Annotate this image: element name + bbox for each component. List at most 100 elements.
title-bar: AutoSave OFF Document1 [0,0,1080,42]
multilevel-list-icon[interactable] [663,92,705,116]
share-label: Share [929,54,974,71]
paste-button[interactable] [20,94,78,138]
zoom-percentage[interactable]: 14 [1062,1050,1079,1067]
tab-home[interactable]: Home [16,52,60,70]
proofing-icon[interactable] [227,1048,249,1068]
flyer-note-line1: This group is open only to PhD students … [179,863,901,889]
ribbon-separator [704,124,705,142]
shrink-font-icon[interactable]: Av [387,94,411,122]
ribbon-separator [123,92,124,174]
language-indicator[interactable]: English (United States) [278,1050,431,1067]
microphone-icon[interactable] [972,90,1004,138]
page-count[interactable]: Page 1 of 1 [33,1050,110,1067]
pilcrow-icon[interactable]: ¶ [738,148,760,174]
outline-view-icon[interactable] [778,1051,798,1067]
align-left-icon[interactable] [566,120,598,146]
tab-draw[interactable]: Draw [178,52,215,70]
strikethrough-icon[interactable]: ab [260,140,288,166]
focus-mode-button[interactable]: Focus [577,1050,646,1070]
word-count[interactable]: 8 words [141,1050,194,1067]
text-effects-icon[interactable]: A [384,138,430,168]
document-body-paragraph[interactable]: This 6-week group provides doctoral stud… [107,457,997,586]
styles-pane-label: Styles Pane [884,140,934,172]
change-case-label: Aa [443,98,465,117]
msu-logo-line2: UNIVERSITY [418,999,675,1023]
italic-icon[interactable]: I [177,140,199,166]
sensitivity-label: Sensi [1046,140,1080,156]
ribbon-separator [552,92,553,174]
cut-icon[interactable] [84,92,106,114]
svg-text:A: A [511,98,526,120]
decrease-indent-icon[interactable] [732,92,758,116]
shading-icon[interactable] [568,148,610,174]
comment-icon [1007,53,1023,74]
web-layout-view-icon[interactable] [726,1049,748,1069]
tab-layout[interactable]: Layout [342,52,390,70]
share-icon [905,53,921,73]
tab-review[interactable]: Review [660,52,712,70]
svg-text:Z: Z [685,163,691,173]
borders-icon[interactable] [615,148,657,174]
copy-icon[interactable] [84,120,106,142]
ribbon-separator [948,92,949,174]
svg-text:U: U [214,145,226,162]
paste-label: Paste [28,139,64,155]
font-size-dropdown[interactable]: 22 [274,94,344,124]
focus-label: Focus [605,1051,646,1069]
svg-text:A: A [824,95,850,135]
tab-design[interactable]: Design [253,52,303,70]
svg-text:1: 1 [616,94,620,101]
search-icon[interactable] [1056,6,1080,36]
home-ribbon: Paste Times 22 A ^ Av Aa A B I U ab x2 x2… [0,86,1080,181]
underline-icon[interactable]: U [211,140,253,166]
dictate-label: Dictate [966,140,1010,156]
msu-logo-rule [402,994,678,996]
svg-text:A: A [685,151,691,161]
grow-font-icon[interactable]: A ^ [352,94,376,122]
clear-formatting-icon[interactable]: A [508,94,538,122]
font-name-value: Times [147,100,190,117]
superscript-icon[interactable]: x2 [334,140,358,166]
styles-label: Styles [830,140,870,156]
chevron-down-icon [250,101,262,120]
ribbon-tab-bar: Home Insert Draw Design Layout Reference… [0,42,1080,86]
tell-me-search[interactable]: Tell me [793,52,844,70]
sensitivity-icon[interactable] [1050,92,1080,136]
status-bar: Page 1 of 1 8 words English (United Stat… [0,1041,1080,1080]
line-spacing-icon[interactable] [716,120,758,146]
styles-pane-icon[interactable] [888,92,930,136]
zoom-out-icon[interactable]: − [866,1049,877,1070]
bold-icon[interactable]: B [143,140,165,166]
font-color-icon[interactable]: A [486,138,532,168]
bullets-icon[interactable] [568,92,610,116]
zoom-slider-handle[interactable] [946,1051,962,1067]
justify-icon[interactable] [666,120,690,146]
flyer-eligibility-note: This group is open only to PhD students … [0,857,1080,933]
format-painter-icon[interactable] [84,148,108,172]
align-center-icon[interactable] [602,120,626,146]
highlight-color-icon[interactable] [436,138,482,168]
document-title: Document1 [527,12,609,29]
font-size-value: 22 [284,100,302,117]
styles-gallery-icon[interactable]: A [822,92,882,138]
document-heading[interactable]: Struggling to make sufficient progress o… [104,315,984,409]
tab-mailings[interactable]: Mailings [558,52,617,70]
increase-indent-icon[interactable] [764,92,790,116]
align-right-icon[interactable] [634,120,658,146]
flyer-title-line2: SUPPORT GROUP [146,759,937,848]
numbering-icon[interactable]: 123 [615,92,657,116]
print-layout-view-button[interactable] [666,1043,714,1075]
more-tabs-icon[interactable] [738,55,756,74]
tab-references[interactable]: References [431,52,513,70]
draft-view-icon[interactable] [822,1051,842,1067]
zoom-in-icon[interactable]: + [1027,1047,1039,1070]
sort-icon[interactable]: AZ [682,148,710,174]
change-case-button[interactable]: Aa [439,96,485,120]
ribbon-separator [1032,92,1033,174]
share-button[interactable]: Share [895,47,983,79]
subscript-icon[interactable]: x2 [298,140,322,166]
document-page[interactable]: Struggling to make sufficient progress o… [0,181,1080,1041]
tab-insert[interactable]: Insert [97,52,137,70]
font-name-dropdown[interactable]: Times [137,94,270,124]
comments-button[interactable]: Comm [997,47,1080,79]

+ + + +

Write every line of the records as a JSON list of strings, one string per line, leaving out blank lines.

* _The reply_
[
  "Annotate this image: element name + bbox for each component. List at most 100 elements.",
  "title-bar: AutoSave OFF Document1 [0,0,1080,42]",
  "multilevel-list-icon[interactable] [663,92,705,116]",
  "share-label: Share [929,54,974,71]",
  "paste-button[interactable] [20,94,78,138]",
  "zoom-percentage[interactable]: 14 [1062,1050,1079,1067]",
  "tab-home[interactable]: Home [16,52,60,70]",
  "proofing-icon[interactable] [227,1048,249,1068]",
  "flyer-note-line1: This group is open only to PhD students … [179,863,901,889]",
  "ribbon-separator [704,124,705,142]",
  "shrink-font-icon[interactable]: Av [387,94,411,122]",
  "ribbon-separator [123,92,124,174]",
  "language-indicator[interactable]: English (United States) [278,1050,431,1067]",
  "microphone-icon[interactable] [972,90,1004,138]",
  "page-count[interactable]: Page 1 of 1 [33,1050,110,1067]",
  "pilcrow-icon[interactable]: ¶ [738,148,760,174]",
  "outline-view-icon[interactable] [778,1051,798,1067]",
  "align-left-icon[interactable] [566,120,598,146]",
  "tab-draw[interactable]: Draw [178,52,215,70]",
  "strikethrough-icon[interactable]: ab [260,140,288,166]",
  "focus-mode-button[interactable]: Focus [577,1050,646,1070]",
  "word-count[interactable]: 8 words [141,1050,194,1067]",
  "text-effects-icon[interactable]: A [384,138,430,168]",
  "document-body-paragraph[interactable]: This 6-week group provides doctoral stud… [107,457,997,586]",
  "styles-pane-label: Styles Pane [884,140,934,172]",
  "change-case-label: Aa [443,98,465,117]",
  "msu-logo-line2: UNIVERSITY [418,999,675,1023]",
  "italic-icon[interactable]: I [177,140,199,166]",
  "sensitivity-label: Sensi [1046,140,1080,156]",
  "ribbon-separator [552,92,553,174]",
  "cut-icon[interactable] [84,92,106,114]",
  "svg-text:A: A [511,98,526,120]",
  "decrease-indent-icon[interactable] [732,92,758,116]",
  "shading-icon[interactable] [568,148,610,174]",
  "comment-icon [1007,53,1023,74]",
  "web-layout-view-icon[interactable] [726,1049,748,1069]",
  "tab-layout[interactable]: Layout [342,52,390,70]",
  "share-icon [905,53,921,73]",
  "tab-review[interactable]: Review [660,52,712,70]",
  "svg-text:Z: Z [685,163,691,173]",
  "borders-icon[interactable] [615,148,657,174]",
  "copy-icon[interactable] [84,120,106,142]",
  "ribbon-separator [948,92,949,174]",
  "svg-text:U: U [214,145,226,162]",
  "paste-label: Paste [28,139,64,155]",
  "font-size-dropdown[interactable]: 22 [274,94,344,124]",
  "focus-label: Focus [605,1051,646,1069]",
  "svg-text:A: A [824,95,850,135]",
  "tab-design[interactable]: Design [253,52,303,70]",
  "svg-text:1: 1 [616,94,620,101]",
  "search-icon[interactable] [1056,6,1080,36]",
  "home-ribbon: Paste Times 22 A ^ Av Aa A B I U ab x2 x2… [0,86,1080,181]",
  "underline-icon[interactable]: U [211,140,253,166]",
  "dictate-label: Dictate [966,140,1010,156]",
  "msu-logo-rule [402,994,678,996]",
  "svg-text:A: A [685,151,691,161]",
  "grow-font-icon[interactable]: A ^ [352,94,376,122]",
  "clear-formatting-icon[interactable]: A [508,94,538,122]",
  "font-name-value: Times [147,100,190,117]",
  "superscript-icon[interactable]: x2 [334,140,358,166]",
  "styles-label: Styles [830,140,870,156]",
  "chevron-down-icon [250,101,262,120]",
  "ribbon-tab-bar: Home Insert Draw Design Layout Reference… [0,42,1080,86]",
  "tell-me-search[interactable]: Tell me [793,52,844,70]",
  "sensitivity-icon[interactable] [1050,92,1080,136]",
  "status-bar: Page 1 of 1 8 words English (United Stat… [0,1041,1080,1080]",
  "line-spacing-icon[interactable] [716,120,758,146]",
  "styles-pane-icon[interactable] [888,92,930,136]",
  "zoom-out-icon[interactable]: − [866,1049,877,1070]",
  "bold-icon[interactable]: B [143,140,165,166]",
  "font-color-icon[interactable]: A [486,138,532,168]",
  "bullets-icon[interactable] [568,92,610,116]",
  "zoom-slider-handle[interactable] [946,1051,962,1067]",
  "justify-icon[interactable] [666,120,690,146]",
  "flyer-eligibility-note: This group is open only to PhD students … [0,857,1080,933]",
  "format-painter-icon[interactable] [84,148,108,172]",
  "align-center-icon[interactable] [602,120,626,146]",
  "highlight-color-icon[interactable] [436,138,482,168]",
  "document-title: Document1 [527,12,609,29]",
  "font-size-value: 22 [284,100,302,117]",
  "styles-gallery-icon[interactable]: A [822,92,882,138]",
  "document-heading[interactable]: Struggling to make sufficient progress o… [104,315,984,409]",
  "tab-mailings[interactable]: Mailings [558,52,617,70]",
  "increase-indent-icon[interactable] [764,92,790,116]",
  "align-right-icon[interactable] [634,120,658,146]",
  "flyer-title-line2: SUPPORT GROUP [146,759,937,848]",
  "numbering-icon[interactable]: 123 [615,92,657,116]",
  "print-layout-view-button[interactable] [666,1043,714,1075]",
  "more-tabs-icon[interactable] [738,55,756,74]",
  "tab-references[interactable]: References [431,52,513,70]",
  "draft-view-icon[interactable] [822,1051,842,1067]",
  "zoom-in-icon[interactable]: + [1027,1047,1039,1070]",
  "sort-icon[interactable]: AZ [682,148,710,174]",
  "change-case-button[interactable]: Aa [439,96,485,120]",
  "ribbon-separator [1032,92,1033,174]",
  "share-button[interactable]: Share [895,47,983,79]",
  "subscript-icon[interactable]: x2 [298,140,322,166]",
  "document-page[interactable]: Struggling to make sufficient progress o… [0,181,1080,1041]",
  "tab-insert[interactable]: Insert [97,52,137,70]",
  "font-name-dropdown[interactable]: Times [137,94,270,124]",
  "comments-button[interactable]: Comm [997,47,1080,79]"
]